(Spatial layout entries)

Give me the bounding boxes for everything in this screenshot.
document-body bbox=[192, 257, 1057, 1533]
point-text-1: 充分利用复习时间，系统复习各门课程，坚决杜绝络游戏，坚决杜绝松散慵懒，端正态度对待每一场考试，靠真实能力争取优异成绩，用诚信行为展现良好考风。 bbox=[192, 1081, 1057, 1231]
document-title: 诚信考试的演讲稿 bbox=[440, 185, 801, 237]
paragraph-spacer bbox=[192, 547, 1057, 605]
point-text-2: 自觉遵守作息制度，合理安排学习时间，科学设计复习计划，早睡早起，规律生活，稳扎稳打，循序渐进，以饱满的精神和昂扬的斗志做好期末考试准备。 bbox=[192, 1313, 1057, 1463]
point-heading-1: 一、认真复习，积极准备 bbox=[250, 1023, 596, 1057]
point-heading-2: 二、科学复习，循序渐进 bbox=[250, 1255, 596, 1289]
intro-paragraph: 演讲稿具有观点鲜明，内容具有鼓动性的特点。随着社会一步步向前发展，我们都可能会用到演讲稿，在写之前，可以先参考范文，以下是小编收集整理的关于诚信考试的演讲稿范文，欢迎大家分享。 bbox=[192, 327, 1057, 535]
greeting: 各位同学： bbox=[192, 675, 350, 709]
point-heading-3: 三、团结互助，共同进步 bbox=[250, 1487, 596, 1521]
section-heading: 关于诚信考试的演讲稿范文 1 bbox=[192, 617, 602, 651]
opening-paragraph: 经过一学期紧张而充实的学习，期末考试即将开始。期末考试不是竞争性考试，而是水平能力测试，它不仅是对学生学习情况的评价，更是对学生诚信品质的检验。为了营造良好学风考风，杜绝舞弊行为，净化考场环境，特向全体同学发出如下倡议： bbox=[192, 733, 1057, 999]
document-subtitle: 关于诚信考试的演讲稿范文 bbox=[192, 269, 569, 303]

Short problem: Turn each line of the material above into a row of a Markdown table with the columns Row and Line, numbering the rows in order and skipping blank lines.

Correct result:
| Row | Line |
|---|---|
| 1 | Give me the bounding boxes for everything in this screenshot. |
| 2 | document-body bbox=[192, 257, 1057, 1533] |
| 3 | point-text-1: 充分利用复习时间，系统复习各门课程，坚决杜绝络游戏，坚决杜绝松散慵懒，端正态度对待每一场考试，靠真实能力争取优异成绩，用诚信行为展现良好考风。 bbox=[192, 1081, 1057, 1231] |
| 4 | document-title: 诚信考试的演讲稿 bbox=[440, 185, 801, 237] |
| 5 | paragraph-spacer bbox=[192, 547, 1057, 605] |
| 6 | point-text-2: 自觉遵守作息制度，合理安排学习时间，科学设计复习计划，早睡早起，规律生活，稳扎稳打，循序渐进，以饱满的精神和昂扬的斗志做好期末考试准备。 bbox=[192, 1313, 1057, 1463] |
| 7 | point-heading-1: 一、认真复习，积极准备 bbox=[250, 1023, 596, 1057] |
| 8 | point-heading-2: 二、科学复习，循序渐进 bbox=[250, 1255, 596, 1289] |
| 9 | intro-paragraph: 演讲稿具有观点鲜明，内容具有鼓动性的特点。随着社会一步步向前发展，我们都可能会用到演讲稿，在写之前，可以先参考范文，以下是小编收集整理的关于诚信考试的演讲稿范文，欢迎大家分享。 bbox=[192, 327, 1057, 535] |
| 10 | greeting: 各位同学： bbox=[192, 675, 350, 709] |
| 11 | point-heading-3: 三、团结互助，共同进步 bbox=[250, 1487, 596, 1521] |
| 12 | section-heading: 关于诚信考试的演讲稿范文 1 bbox=[192, 617, 602, 651] |
| 13 | opening-paragraph: 经过一学期紧张而充实的学习，期末考试即将开始。期末考试不是竞争性考试，而是水平能力测试，它不仅是对学生学习情况的评价，更是对学生诚信品质的检验。为了营造良好学风考风，杜绝舞弊行为，净化考场环境，特向全体同学发出如下倡议： bbox=[192, 733, 1057, 999] |
| 14 | document-subtitle: 关于诚信考试的演讲稿范文 bbox=[192, 269, 569, 303] |